▸ **SUPPLIED PASSAGE**
·····

In summary, this part has provided the background to the research by focusing on the relationship between product and process innovation. Innovation is a huge concern for companies in the high-tech industries, especially with the increasing rate of technology changes witnessed in the world today. Many companies are still imitators and are struggling to become innovators in their own right. However, besides the interaction relationship between product and process in innovations are not crystallises yet, the existing literature also provides little guidance on how an imitator can become an innovator, especially for those companies from developing countries. It is not clear what the major factors for innovation are in catching-up context. Furthermore, while it has been suggested in certain parts of the literature review that factors such as organisational structure, manufacturing process and NPD process could be important for innovation, there are still gaps to be filled. The most important issues is a lack of research on how these factors could influence an imitator's transformation to an innovator. Secondly, as these factors have usually been studied in isolation, it is also not clear how they might interact through the entire innovation process. As such, the literature review had mainly focussed on the general topic of innovation, touching briefly on the key factors.

III. RESEARCH DESIGN

Following Flynn's research process (1990), the research approach can be illustrated as the Figure I which briefs the reasons why multiple case studies were adopted and what data analysis techniques were used.

·····

(Saved entries)

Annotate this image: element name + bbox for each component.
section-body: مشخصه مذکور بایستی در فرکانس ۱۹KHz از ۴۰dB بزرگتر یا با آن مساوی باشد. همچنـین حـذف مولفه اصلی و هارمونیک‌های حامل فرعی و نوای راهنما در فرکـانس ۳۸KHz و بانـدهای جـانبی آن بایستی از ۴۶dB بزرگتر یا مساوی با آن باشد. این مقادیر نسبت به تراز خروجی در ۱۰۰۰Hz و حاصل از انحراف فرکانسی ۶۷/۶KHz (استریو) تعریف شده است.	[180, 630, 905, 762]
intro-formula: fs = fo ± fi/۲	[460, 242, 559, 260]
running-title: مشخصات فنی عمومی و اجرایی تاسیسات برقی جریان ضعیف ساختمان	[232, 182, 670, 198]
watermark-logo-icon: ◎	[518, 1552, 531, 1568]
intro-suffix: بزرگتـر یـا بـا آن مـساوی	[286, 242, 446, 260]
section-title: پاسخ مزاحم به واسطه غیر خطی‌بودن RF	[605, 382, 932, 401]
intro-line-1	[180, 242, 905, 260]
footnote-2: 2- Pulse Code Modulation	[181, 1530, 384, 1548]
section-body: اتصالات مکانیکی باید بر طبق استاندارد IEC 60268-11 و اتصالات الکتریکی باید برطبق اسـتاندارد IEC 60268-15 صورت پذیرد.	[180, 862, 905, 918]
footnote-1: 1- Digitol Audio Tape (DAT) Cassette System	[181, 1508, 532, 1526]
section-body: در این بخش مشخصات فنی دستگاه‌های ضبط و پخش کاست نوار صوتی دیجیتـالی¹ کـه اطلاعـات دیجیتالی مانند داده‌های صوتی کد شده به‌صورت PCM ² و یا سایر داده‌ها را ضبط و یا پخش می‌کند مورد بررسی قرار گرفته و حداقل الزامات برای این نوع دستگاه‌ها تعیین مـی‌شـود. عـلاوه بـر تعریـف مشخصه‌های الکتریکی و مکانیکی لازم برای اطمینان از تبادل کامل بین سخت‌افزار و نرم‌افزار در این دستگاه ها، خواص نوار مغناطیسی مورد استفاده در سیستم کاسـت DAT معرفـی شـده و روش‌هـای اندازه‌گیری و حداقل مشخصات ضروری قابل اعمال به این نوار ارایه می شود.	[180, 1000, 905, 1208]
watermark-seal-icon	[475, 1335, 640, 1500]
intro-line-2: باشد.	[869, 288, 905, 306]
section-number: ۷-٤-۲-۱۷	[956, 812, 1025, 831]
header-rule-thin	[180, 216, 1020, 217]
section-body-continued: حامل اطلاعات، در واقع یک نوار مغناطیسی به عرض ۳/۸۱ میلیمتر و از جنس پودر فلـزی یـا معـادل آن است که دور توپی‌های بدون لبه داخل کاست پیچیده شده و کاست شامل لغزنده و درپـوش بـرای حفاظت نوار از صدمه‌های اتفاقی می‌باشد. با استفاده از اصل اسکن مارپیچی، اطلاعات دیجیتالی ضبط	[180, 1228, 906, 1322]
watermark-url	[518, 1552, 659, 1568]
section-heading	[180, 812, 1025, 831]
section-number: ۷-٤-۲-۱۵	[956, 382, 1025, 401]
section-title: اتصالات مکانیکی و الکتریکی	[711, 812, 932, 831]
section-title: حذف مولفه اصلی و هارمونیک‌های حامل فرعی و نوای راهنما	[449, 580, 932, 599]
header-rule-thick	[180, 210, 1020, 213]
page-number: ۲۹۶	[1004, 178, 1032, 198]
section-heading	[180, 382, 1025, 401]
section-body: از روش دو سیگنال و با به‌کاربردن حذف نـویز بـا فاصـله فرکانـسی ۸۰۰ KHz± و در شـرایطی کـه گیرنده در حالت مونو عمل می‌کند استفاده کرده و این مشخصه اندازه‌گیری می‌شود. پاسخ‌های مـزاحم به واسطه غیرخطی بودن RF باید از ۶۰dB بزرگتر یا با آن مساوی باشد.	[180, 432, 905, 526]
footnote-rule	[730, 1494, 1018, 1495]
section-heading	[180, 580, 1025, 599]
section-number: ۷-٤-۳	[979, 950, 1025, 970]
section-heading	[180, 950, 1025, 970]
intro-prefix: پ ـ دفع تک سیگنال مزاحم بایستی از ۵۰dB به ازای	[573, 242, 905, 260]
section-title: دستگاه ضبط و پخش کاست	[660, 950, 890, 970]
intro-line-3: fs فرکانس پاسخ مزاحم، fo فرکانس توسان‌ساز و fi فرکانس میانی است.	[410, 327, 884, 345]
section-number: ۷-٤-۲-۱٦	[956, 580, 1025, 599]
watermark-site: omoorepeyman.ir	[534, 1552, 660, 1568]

·····

▸ **ACTIONS TO TAKE**
- a) List the factors that the innovation research passage says parts of the literature review suggest could be important for innovation.
- b) Write the next part of the innovation research passage, picking up after its final sentence.
This material has no connection to the passage on innovation research.

▸ **PER-TASK OUTPUTS**
- a)
- Organisational structure
- Manufacturing process
- NPD process

- b)
The case studies for this research focus on Samsung Semiconductor, TFT-LCD, and Mobile phone sector, in particular on the development process through which it achieved such success in the short period of time it entered new industries. The case study on CDMA mobile phone system will observe the entire development process from TDX-10 development in ETRI to the commercialisation of CDMA mobile phone system at Samsung. From the observation of development evolutions, important factors and patterns of development process that had influenced innovation will be found. Samsung was chosen as the case study company because the main purpose of research is to investigate the transition from imitator to innovator and find out the major factors that influence the innovation process. Samsung Electronics has truly become an innovator, in particular in the Semiconductor, TFT-LCD, and Mobile phone sectors. It is thus apparent that that by observing the evolution of development in these three industries through in-depth case studies, the key factors behind Samsung's success can be revealed.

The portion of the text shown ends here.